— BEGIN LISTED RECORDS —

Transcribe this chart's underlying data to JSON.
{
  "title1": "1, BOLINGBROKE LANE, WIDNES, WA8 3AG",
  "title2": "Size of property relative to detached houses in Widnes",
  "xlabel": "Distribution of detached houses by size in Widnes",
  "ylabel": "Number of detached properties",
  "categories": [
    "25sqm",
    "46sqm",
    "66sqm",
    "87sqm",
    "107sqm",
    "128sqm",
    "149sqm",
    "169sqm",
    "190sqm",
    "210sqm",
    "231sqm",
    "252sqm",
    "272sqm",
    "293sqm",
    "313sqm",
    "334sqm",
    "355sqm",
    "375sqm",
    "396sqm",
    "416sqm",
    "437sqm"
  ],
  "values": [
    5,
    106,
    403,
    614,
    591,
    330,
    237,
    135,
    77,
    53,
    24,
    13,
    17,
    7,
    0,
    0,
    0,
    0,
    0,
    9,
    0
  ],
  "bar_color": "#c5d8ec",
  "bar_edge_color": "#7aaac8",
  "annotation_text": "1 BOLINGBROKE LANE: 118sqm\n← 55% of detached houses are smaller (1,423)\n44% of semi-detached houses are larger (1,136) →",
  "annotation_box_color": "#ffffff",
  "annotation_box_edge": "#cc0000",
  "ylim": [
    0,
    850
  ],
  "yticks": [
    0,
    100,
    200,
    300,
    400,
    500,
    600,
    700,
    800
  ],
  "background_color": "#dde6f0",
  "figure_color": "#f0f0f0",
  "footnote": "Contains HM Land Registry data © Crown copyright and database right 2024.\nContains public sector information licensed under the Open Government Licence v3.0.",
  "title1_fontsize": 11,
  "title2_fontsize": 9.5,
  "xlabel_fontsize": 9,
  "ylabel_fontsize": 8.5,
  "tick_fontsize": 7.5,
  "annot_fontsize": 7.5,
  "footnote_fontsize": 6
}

— END LISTED RECORDS —

== TASK OBJECTIVE ==
Search the lines for the string "BOLINGBROKE" and copy every line that has it.

== WRITTEN RESPONSE ==
  "title1": "1, BOLINGBROKE LANE, WIDNES, WA8 3AG",
  "annotation_text": "1 BOLINGBROKE LANE: 118sqm\n← 55% of detached houses are smaller (1,423)\n44% of semi-detached houses are larger (1,136) →",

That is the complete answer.